--- start of AVAILABLE DATA ---

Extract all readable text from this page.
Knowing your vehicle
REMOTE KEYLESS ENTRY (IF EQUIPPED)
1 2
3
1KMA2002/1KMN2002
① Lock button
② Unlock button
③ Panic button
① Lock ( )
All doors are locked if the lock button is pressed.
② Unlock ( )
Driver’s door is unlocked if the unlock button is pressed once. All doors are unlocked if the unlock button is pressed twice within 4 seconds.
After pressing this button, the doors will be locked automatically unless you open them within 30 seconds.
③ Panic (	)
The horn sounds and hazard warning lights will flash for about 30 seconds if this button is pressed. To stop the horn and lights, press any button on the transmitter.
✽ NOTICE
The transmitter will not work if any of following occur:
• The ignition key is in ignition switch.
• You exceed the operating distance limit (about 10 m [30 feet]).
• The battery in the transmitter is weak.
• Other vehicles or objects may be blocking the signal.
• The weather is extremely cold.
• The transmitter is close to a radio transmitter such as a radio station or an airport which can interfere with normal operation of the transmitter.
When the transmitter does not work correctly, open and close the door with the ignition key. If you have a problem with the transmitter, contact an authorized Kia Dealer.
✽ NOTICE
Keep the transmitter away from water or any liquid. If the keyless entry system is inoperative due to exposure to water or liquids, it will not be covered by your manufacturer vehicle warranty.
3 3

--- end of AVAILABLE DATA ---
--- start of AVAILABLE DATA ---

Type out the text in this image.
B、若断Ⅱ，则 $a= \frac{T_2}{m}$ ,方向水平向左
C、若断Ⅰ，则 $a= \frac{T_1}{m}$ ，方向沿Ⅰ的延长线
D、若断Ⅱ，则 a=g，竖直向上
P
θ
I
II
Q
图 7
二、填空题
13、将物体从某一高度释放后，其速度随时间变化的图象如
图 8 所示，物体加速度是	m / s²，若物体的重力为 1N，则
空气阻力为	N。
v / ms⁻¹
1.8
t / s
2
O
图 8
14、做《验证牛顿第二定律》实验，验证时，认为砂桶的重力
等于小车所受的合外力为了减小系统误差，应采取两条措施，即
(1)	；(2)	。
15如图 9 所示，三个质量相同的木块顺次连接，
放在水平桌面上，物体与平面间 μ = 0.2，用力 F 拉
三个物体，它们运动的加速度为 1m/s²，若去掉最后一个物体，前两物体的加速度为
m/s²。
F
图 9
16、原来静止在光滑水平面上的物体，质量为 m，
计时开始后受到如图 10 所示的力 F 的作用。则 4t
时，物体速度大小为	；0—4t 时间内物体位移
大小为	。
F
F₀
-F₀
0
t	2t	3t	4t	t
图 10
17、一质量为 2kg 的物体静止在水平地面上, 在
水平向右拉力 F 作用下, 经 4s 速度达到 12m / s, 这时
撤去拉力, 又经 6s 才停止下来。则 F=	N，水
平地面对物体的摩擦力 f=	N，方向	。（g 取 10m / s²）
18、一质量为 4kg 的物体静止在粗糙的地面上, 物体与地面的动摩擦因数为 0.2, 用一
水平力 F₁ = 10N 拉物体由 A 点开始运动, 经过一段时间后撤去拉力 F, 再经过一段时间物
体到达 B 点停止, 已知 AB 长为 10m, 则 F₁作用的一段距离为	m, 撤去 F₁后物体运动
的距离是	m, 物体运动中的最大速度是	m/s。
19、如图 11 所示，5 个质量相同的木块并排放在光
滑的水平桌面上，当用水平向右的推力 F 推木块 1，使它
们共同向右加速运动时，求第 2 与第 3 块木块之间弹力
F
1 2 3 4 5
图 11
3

--- end of AVAILABLE DATA ---
--- start of AVAILABLE DATA ---

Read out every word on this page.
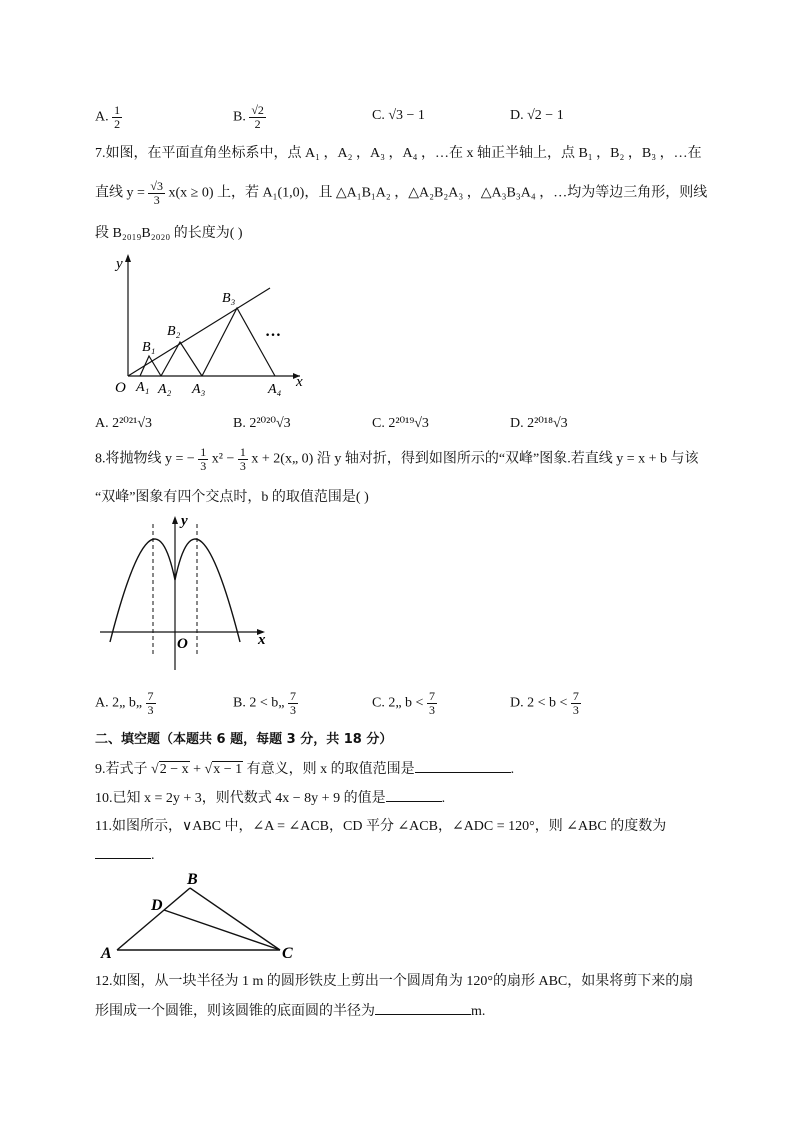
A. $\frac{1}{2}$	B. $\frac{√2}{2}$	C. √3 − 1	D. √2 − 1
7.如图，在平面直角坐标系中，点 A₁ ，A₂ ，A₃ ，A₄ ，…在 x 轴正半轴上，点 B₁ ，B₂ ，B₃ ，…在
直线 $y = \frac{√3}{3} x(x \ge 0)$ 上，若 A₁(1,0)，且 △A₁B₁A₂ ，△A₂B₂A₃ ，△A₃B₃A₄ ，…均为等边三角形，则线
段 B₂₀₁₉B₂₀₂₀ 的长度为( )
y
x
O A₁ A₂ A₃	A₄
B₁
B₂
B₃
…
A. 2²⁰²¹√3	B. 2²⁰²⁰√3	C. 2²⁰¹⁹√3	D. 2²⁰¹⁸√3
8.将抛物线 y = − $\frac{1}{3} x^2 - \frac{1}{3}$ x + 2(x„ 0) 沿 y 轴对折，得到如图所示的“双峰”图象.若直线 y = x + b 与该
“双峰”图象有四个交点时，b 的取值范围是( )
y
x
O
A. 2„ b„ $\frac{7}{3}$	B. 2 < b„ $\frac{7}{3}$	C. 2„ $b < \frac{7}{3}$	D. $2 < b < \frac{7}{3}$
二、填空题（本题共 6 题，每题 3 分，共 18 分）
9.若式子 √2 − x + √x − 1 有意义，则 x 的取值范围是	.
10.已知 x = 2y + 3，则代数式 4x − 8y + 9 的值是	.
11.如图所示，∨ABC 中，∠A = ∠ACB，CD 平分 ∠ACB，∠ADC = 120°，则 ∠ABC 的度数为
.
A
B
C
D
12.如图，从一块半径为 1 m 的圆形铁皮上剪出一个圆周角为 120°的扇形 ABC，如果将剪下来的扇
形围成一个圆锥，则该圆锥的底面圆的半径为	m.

--- end of AVAILABLE DATA ---

◆ **DIRECTION**:
From the entries above, return each line with the word "一质量为" in it.

◆ **THE RESPONSE**:
17、一质量为 2kg 的物体静止在水平地面上, 在
18、一质量为 4kg 的物体静止在粗糙的地面上, 物体与地面的动摩擦因数为 0.2, 用一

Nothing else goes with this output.